> Instructions for the task:
Repeat each entry exactly and drop the pictures.

> Data section:
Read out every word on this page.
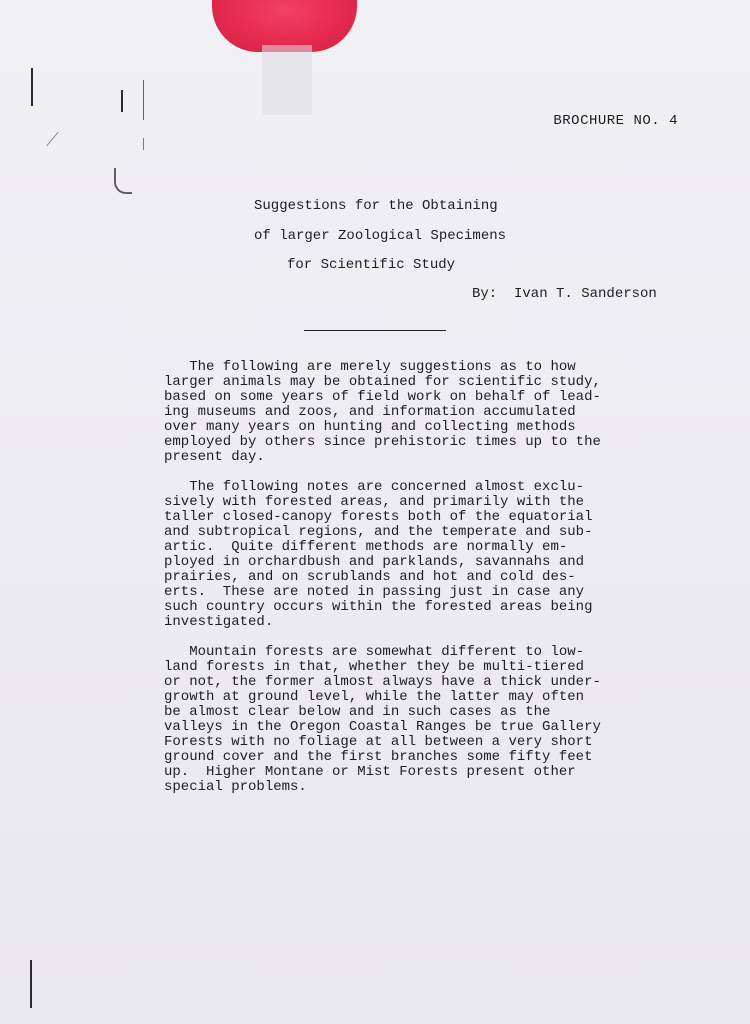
BROCHURE NO. 4
Suggestions for the Obtaining
of larger Zoological Specimens
for Scientific Study
By:  Ivan T. Sanderson
The following are merely suggestions as to how
larger animals may be obtained for scientific study,
based on some years of field work on behalf of lead-
ing museums and zoos, and information accumulated
over many years on hunting and collecting methods
employed by others since prehistoric times up to the
present day.
The following notes are concerned almost exclu-
sively with forested areas, and primarily with the
taller closed-canopy forests both of the equatorial
and subtropical regions, and the temperate and sub-
artic.  Quite different methods are normally em-
ployed in orchardbush and parklands, savannahs and
prairies, and on scrublands and hot and cold des-
erts.  These are noted in passing just in case any
such country occurs within the forested areas being
investigated.
Mountain forests are somewhat different to low-
land forests in that, whether they be multi-tiered
or not, the former almost always have a thick under-
growth at ground level, while the latter may often
be almost clear below and in such cases as the
valleys in the Oregon Coastal Ranges be true Gallery
Forests with no foliage at all between a very short
ground cover and the first branches some fifty feet
up.  Higher Montane or Mist Forests present other
special problems.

> Right answer:
Read out every word on this page.
BROCHURE NO. 4
Suggestions for the Obtaining
of larger Zoological Specimens
for Scientific Study
By:  Ivan T. Sanderson
The following are merely suggestions as to how
larger animals may be obtained for scientific study,
based on some years of field work on behalf of lead-
ing museums and zoos, and information accumulated
over many years on hunting and collecting methods
employed by others since prehistoric times up to the
present day.
The following notes are concerned almost exclu-
sively with forested areas, and primarily with the
taller closed-canopy forests both of the equatorial
and subtropical regions, and the temperate and sub-
artic.  Quite different methods are normally em-
ployed in orchardbush and parklands, savannahs and
prairies, and on scrublands and hot and cold des-
erts.  These are noted in passing just in case any
such country occurs within the forested areas being
investigated.
Mountain forests are somewhat different to low-
land forests in that, whether they be multi-tiered
or not, the former almost always have a thick under-
growth at ground level, while the latter may often
be almost clear below and in such cases as the
valleys in the Oregon Coastal Ranges be true Gallery
Forests with no foliage at all between a very short
ground cover and the first branches some fifty feet
up.  Higher Montane or Mist Forests present other
special problems.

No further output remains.